GOAL OF THE EXERCISE
Pick out and copy every line below that has the word "Rychlé".

(Data records)
========================
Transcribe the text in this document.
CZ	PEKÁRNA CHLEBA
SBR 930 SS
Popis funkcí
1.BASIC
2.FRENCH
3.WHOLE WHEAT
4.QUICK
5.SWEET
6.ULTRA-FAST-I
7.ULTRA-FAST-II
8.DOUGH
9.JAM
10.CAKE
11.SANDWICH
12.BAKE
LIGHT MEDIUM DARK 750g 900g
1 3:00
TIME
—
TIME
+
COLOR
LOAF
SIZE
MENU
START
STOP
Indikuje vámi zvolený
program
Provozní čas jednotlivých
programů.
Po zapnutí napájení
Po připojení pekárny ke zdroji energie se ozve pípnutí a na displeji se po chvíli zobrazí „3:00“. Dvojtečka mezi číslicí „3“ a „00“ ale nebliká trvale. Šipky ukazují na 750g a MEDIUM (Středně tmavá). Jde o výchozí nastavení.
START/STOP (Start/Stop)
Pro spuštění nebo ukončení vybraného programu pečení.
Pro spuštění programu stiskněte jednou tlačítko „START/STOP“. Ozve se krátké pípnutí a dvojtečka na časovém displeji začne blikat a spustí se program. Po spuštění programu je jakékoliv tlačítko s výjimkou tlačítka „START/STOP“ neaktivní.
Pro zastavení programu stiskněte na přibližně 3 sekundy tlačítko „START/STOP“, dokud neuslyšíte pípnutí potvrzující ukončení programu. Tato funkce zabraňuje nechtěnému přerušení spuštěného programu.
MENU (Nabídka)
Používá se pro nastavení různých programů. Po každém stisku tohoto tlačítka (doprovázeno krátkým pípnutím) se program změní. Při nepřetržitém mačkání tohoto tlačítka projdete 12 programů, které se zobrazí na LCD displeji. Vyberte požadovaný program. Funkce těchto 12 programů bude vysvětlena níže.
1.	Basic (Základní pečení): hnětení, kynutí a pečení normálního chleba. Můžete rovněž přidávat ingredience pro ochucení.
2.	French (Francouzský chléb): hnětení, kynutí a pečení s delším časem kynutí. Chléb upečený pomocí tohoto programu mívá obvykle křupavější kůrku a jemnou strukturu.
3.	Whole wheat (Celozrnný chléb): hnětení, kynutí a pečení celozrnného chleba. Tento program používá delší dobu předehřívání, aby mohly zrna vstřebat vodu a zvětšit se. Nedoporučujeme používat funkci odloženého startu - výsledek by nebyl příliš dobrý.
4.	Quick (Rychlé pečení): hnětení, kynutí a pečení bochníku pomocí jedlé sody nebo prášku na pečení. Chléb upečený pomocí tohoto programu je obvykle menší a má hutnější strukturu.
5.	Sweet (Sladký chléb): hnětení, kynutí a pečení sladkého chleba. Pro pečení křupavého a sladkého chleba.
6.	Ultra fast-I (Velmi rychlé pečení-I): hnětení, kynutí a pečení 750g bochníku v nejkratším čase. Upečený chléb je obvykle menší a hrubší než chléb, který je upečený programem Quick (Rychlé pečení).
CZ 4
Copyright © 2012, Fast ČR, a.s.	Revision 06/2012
========================
FINISHED EXERCISE
4.	Quick (Rychlé pečení): hnětení, kynutí a pečení bochníku pomocí jedlé sody nebo prášku na pečení. Chléb upečený pomocí tohoto programu je obvykle menší a má hutnější strukturu.
6.	Ultra fast-I (Velmi rychlé pečení-I): hnětení, kynutí a pečení 750g bochníku v nejkratším čase. Upečený chléb je obvykle menší a hrubší než chléb, který je upečený programem Quick (Rychlé pečení).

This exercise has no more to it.